## RECORDS
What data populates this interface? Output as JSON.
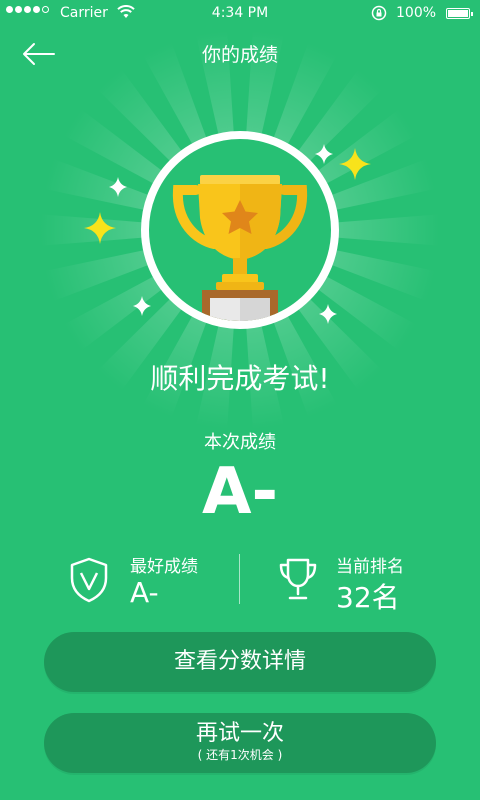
{
  "status_bar": {
    "carrier": "Carrier",
    "time": "4:34 PM",
    "battery": "100%"
  },
  "nav": {
    "title": "你的成绩"
  },
  "result": {
    "headline": "顺利完成考试!",
    "score_label": "本次成绩",
    "score": "A-"
  },
  "stats": {
    "best_label": "最好成绩",
    "best_value": "A-",
    "rank_label": "当前排名",
    "rank_value": "32名"
  },
  "buttons": {
    "detail_label": "查看分数详情",
    "retry_label": "再试一次",
    "retry_sub": "( 还有1次机会 )"
  },
  "colors": {
    "background": "#27c074",
    "button": "#1e975a",
    "trophy_gold": "#f9c51b",
    "trophy_base": "#a9692b"
  },
  "icons": {
    "back": "arrow-left-icon",
    "trophy": "trophy-icon",
    "shield": "shield-v-icon",
    "rank": "trophy-outline-icon",
    "sparkle": "sparkle-icon"
  }
}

## REQUIRED TASK
Except for the pictures, copy every line of the records above exactly.

## TASK RESULT
What data populates this interface? Output as JSON.
{
  "status_bar": {
    "carrier": "Carrier",
    "time": "4:34 PM",
    "battery": "100%"
  },
  "nav": {
    "title": "你的成绩"
  },
  "result": {
    "headline": "顺利完成考试!",
    "score_label": "本次成绩",
    "score": "A-"
  },
  "stats": {
    "best_label": "最好成绩",
    "best_value": "A-",
    "rank_label": "当前排名",
    "rank_value": "32名"
  },
  "buttons": {
    "detail_label": "查看分数详情",
    "retry_label": "再试一次",
    "retry_sub": "( 还有1次机会 )"
  },
  "colors": {
    "background": "#27c074",
    "button": "#1e975a",
    "trophy_gold": "#f9c51b",
    "trophy_base": "#a9692b"
  },
  "icons": {
    "back": "arrow-left-icon",
    "trophy": "trophy-icon",
    "shield": "shield-v-icon",
    "rank": "trophy-outline-icon",
    "sparkle": "sparkle-icon"
  }
}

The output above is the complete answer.